| Data extract |
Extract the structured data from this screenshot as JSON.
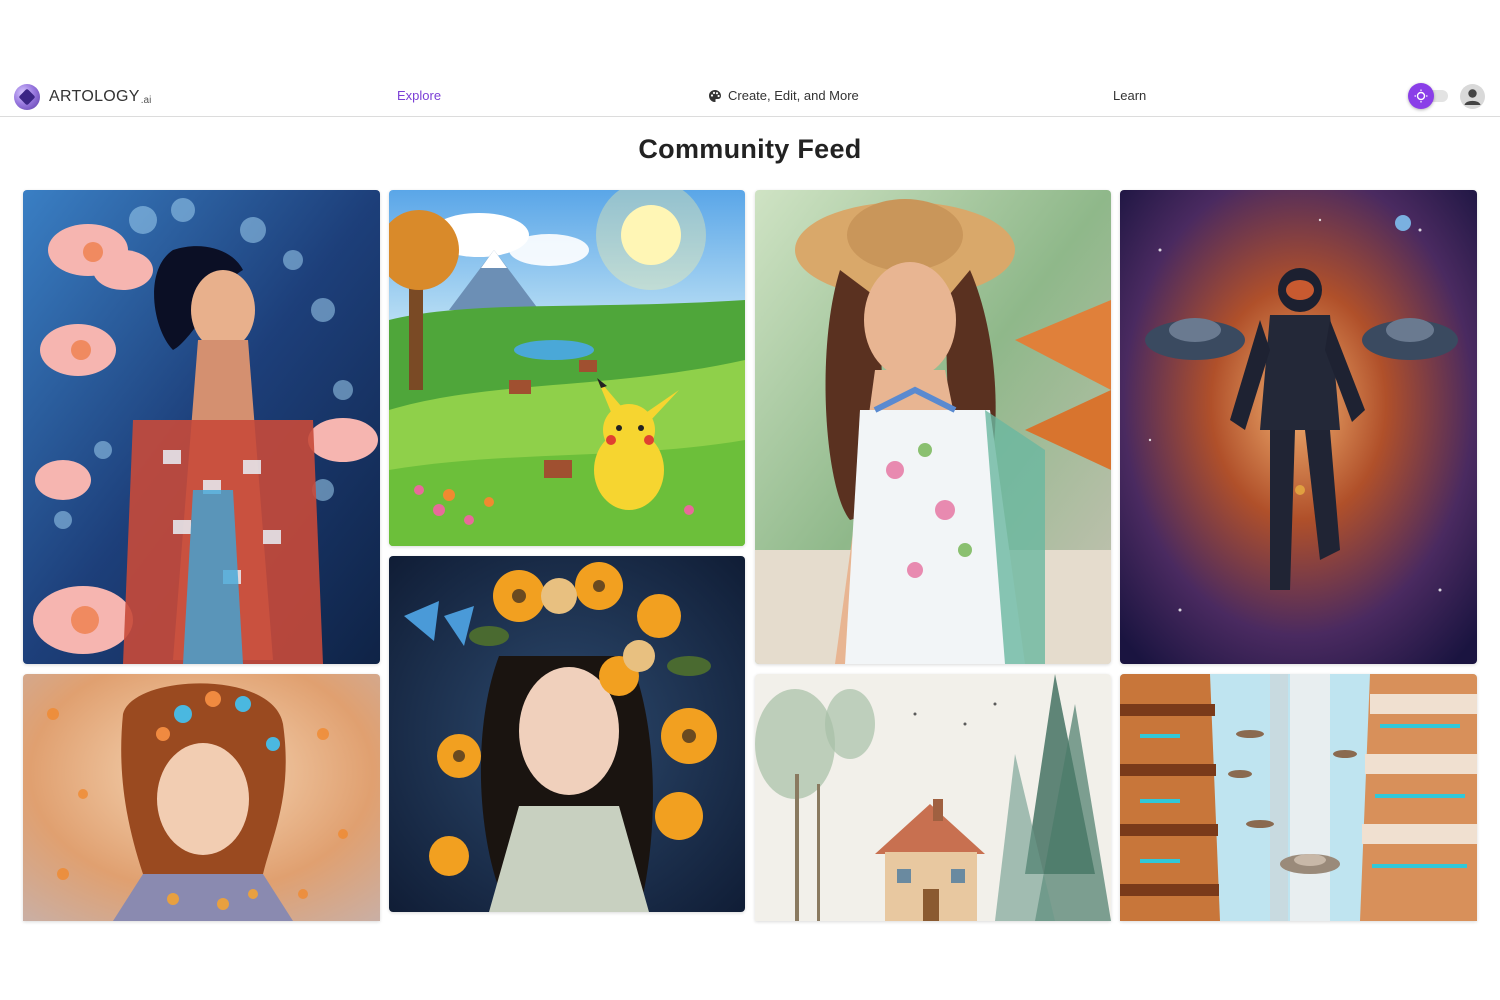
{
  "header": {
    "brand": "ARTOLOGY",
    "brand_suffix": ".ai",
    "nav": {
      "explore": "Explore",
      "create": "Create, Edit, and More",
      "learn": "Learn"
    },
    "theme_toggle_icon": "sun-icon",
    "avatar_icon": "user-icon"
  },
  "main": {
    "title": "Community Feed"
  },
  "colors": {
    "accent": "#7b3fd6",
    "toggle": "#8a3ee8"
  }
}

| What the task requires |
Transcribe the full listing above exactly, with the images removed.

| Final answer |
Extract the structured data from this screenshot as JSON.
{
  "header": {
    "brand": "ARTOLOGY",
    "brand_suffix": ".ai",
    "nav": {
      "explore": "Explore",
      "create": "Create, Edit, and More",
      "learn": "Learn"
    },
    "theme_toggle_icon": "sun-icon",
    "avatar_icon": "user-icon"
  },
  "main": {
    "title": "Community Feed"
  },
  "colors": {
    "accent": "#7b3fd6",
    "toggle": "#8a3ee8"
  }
}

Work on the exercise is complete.